[START]

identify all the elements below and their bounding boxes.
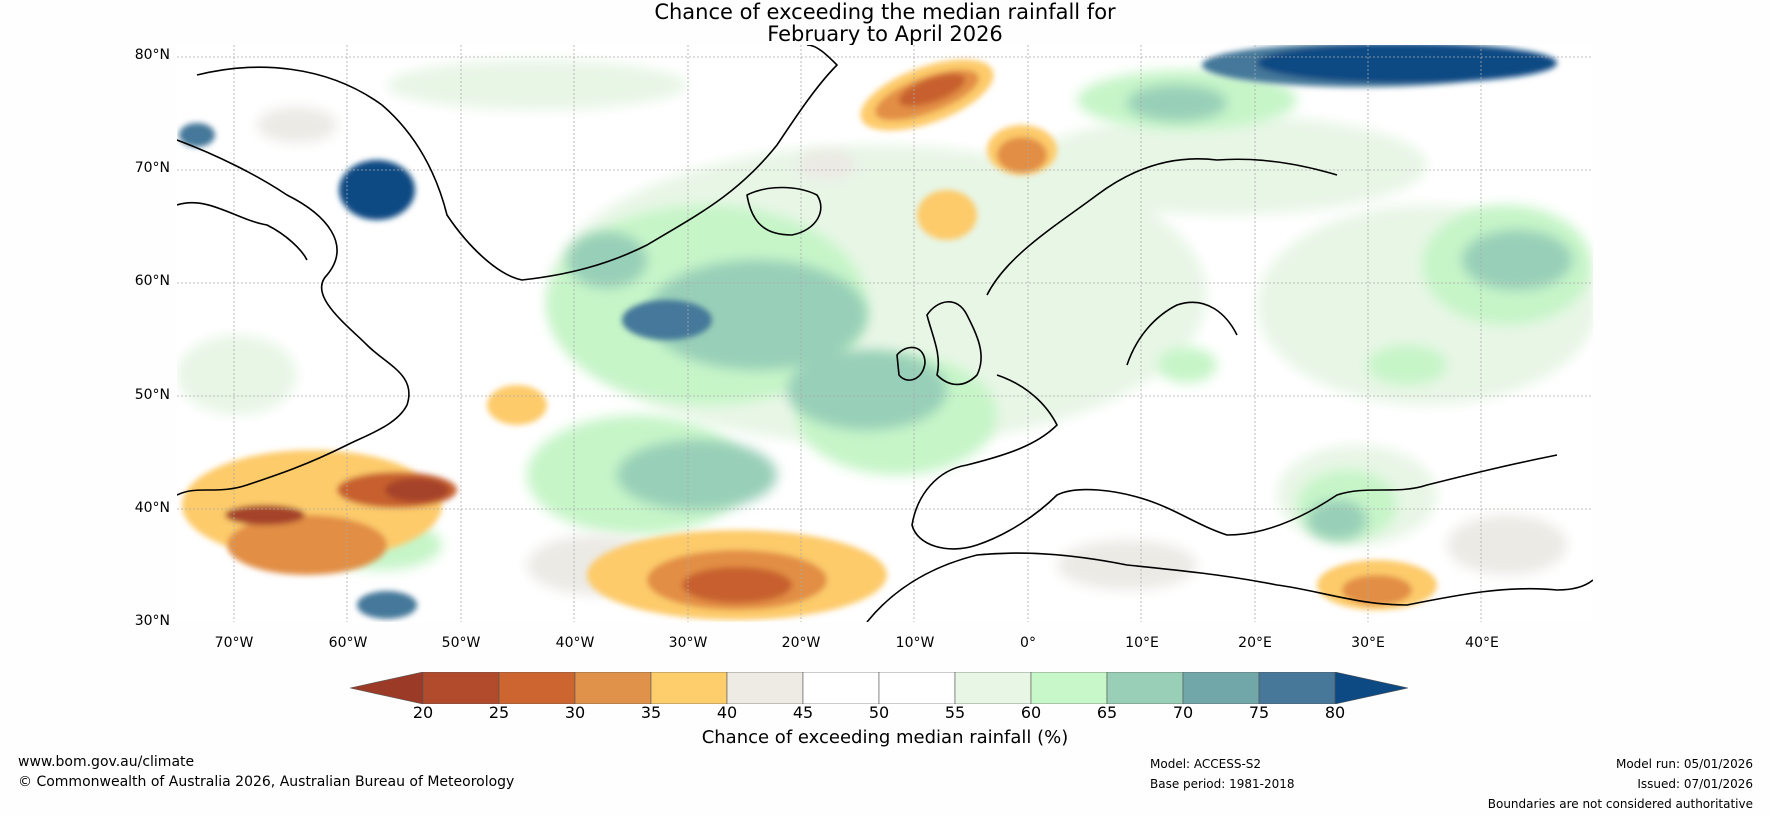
colorbar-tick-label: 50	[868, 703, 890, 722]
lon-label-30w: 30°W	[668, 635, 708, 651]
graticule	[177, 45, 1593, 622]
ireland-coast	[896, 346, 926, 381]
lon-label-30e: 30°E	[1351, 635, 1385, 651]
lat-label-60n: 60°N	[134, 273, 170, 289]
colorbar-tick-label: 20	[412, 703, 434, 722]
lon-label-10w: 10°W	[895, 635, 935, 651]
colorbar-label: Chance of exceeding median rainfall (%)	[701, 727, 1069, 748]
colorbar-cell	[878, 672, 956, 704]
lat-label-70n: 70°N	[134, 160, 170, 176]
issued-date: Issued: 07/01/2026	[1637, 777, 1753, 791]
greenland-coast	[196, 45, 838, 281]
colorbar-cell	[422, 672, 500, 704]
base-period: Base period: 1981-2018	[1150, 777, 1295, 791]
colorbar-extension-high	[1334, 672, 1409, 704]
lon-label-50w: 50°W	[441, 635, 481, 651]
lon-label-0: 0°	[1020, 635, 1036, 651]
colorbar-tick-label: 65	[1096, 703, 1118, 722]
colorbar-tick-label: 80	[1324, 703, 1346, 722]
colorbar-cell	[802, 672, 880, 704]
lat-label-80n: 80°N	[134, 47, 170, 63]
colorbar-cell	[954, 672, 1032, 704]
british-isles-coast	[926, 301, 982, 386]
model-name: Model: ACCESS-S2	[1150, 757, 1262, 771]
colorbar	[350, 672, 1409, 704]
colorbar-cell	[1182, 672, 1260, 704]
map-title-line1: Chance of exceeding the median rainfall …	[654, 0, 1116, 24]
europe-coast	[911, 374, 1558, 550]
baffin-coast	[177, 201, 308, 261]
model-run-date: Model run: 05/01/2026	[1615, 757, 1753, 771]
colorbar-tick-label: 30	[564, 703, 586, 722]
colorbar-cell	[1106, 672, 1184, 704]
colorbar-cell	[498, 672, 576, 704]
boundaries-disclaimer: Boundaries are not considered authoritat…	[1487, 797, 1753, 811]
colorbar-extension-low	[350, 672, 424, 704]
copyright-notice: © Commonwealth of Australia 2026, Austra…	[18, 774, 515, 790]
lon-label-70w: 70°W	[214, 635, 254, 651]
colorbar-tick-label: 75	[1248, 703, 1270, 722]
map-title-line2: February to April 2026	[767, 22, 1003, 46]
colorbar-cell	[1258, 672, 1336, 704]
north-africa-coast	[866, 552, 1593, 622]
colorbar-tick-label: 35	[640, 703, 662, 722]
coastlines	[177, 45, 1593, 622]
dry-orange-regions	[182, 59, 1437, 620]
teal-regions	[567, 85, 1572, 540]
colorbar-tick-label: 40	[716, 703, 738, 722]
colorbar-tick-label: 70	[1172, 703, 1194, 722]
lat-label-40n: 40°N	[134, 500, 170, 516]
iceland-coast	[746, 186, 822, 236]
blue-regions	[179, 45, 1557, 619]
lon-label-40w: 40°W	[555, 635, 595, 651]
rainfall-probability-map	[177, 45, 1593, 622]
lon-label-60w: 60°W	[328, 635, 368, 651]
colorbar-tick-label: 25	[488, 703, 510, 722]
lon-label-20w: 20°W	[781, 635, 821, 651]
norway-coast	[986, 157, 1338, 296]
lat-label-30n: 30°N	[134, 613, 170, 629]
north-america-coast	[177, 139, 410, 496]
colorbar-cell	[650, 672, 728, 704]
lon-label-10e: 10°E	[1125, 635, 1159, 651]
website-url: www.bom.gov.au/climate	[18, 754, 195, 770]
scandinavia-coast	[1126, 301, 1238, 366]
colorbar-tick-label: 60	[1020, 703, 1042, 722]
colorbar-tick-label: 45	[792, 703, 814, 722]
lon-label-20e: 20°E	[1238, 635, 1272, 651]
lon-label-40e: 40°E	[1465, 635, 1499, 651]
colorbar-tick-label: 55	[944, 703, 966, 722]
colorbar-cell	[1030, 672, 1108, 704]
colorbar-cell	[574, 672, 652, 704]
lat-label-50n: 50°N	[134, 387, 170, 403]
colorbar-cell	[726, 672, 804, 704]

[END]

OBJECTIVE |
Rewrite all the records above, replacing each occurrence of "colorbar-cell" with "colorbar-segment" and keeping everything else the same. Leave out the pictures.

FINAL ANSWER |
identify all the elements below and their bounding boxes.
colorbar-tick-label: 50	[868, 703, 890, 722]
lon-label-30w: 30°W	[668, 635, 708, 651]
graticule	[177, 45, 1593, 622]
ireland-coast	[896, 346, 926, 381]
lon-label-30e: 30°E	[1351, 635, 1385, 651]
lat-label-60n: 60°N	[134, 273, 170, 289]
colorbar-tick-label: 20	[412, 703, 434, 722]
lon-label-10w: 10°W	[895, 635, 935, 651]
colorbar-label: Chance of exceeding median rainfall (%)	[701, 727, 1069, 748]
colorbar-segment	[878, 672, 956, 704]
lat-label-70n: 70°N	[134, 160, 170, 176]
issued-date: Issued: 07/01/2026	[1637, 777, 1753, 791]
greenland-coast	[196, 45, 838, 281]
colorbar-segment	[422, 672, 500, 704]
base-period: Base period: 1981-2018	[1150, 777, 1295, 791]
colorbar-extension-high	[1334, 672, 1409, 704]
lon-label-50w: 50°W	[441, 635, 481, 651]
lon-label-0: 0°	[1020, 635, 1036, 651]
colorbar-tick-label: 65	[1096, 703, 1118, 722]
colorbar-tick-label: 80	[1324, 703, 1346, 722]
colorbar-segment	[802, 672, 880, 704]
lat-label-80n: 80°N	[134, 47, 170, 63]
colorbar-segment	[954, 672, 1032, 704]
british-isles-coast	[926, 301, 982, 386]
model-name: Model: ACCESS-S2	[1150, 757, 1262, 771]
colorbar	[350, 672, 1409, 704]
colorbar-segment	[1182, 672, 1260, 704]
map-title-line1: Chance of exceeding the median rainfall …	[654, 0, 1116, 24]
europe-coast	[911, 374, 1558, 550]
baffin-coast	[177, 201, 308, 261]
model-run-date: Model run: 05/01/2026	[1615, 757, 1753, 771]
colorbar-tick-label: 30	[564, 703, 586, 722]
colorbar-segment	[1106, 672, 1184, 704]
colorbar-segment	[498, 672, 576, 704]
boundaries-disclaimer: Boundaries are not considered authoritat…	[1487, 797, 1753, 811]
colorbar-extension-low	[350, 672, 424, 704]
copyright-notice: © Commonwealth of Australia 2026, Austra…	[18, 774, 515, 790]
lon-label-70w: 70°W	[214, 635, 254, 651]
colorbar-tick-label: 75	[1248, 703, 1270, 722]
map-title-line2: February to April 2026	[767, 22, 1003, 46]
colorbar-segment	[1258, 672, 1336, 704]
north-africa-coast	[866, 552, 1593, 622]
colorbar-tick-label: 35	[640, 703, 662, 722]
coastlines	[177, 45, 1593, 622]
dry-orange-regions	[182, 59, 1437, 620]
teal-regions	[567, 85, 1572, 540]
colorbar-tick-label: 40	[716, 703, 738, 722]
colorbar-tick-label: 70	[1172, 703, 1194, 722]
lat-label-40n: 40°N	[134, 500, 170, 516]
iceland-coast	[746, 186, 822, 236]
blue-regions	[179, 45, 1557, 619]
lon-label-40w: 40°W	[555, 635, 595, 651]
rainfall-probability-map	[177, 45, 1593, 622]
lon-label-60w: 60°W	[328, 635, 368, 651]
colorbar-tick-label: 25	[488, 703, 510, 722]
lon-label-20w: 20°W	[781, 635, 821, 651]
norway-coast	[986, 157, 1338, 296]
lat-label-30n: 30°N	[134, 613, 170, 629]
north-america-coast	[177, 139, 410, 496]
colorbar-segment	[650, 672, 728, 704]
lon-label-10e: 10°E	[1125, 635, 1159, 651]
website-url: www.bom.gov.au/climate	[18, 754, 195, 770]
scandinavia-coast	[1126, 301, 1238, 366]
colorbar-tick-label: 60	[1020, 703, 1042, 722]
colorbar-tick-label: 45	[792, 703, 814, 722]
lon-label-20e: 20°E	[1238, 635, 1272, 651]
lon-label-40e: 40°E	[1465, 635, 1499, 651]
colorbar-tick-label: 55	[944, 703, 966, 722]
colorbar-segment	[1030, 672, 1108, 704]
colorbar-segment	[574, 672, 652, 704]
lat-label-50n: 50°N	[134, 387, 170, 403]
colorbar-segment	[726, 672, 804, 704]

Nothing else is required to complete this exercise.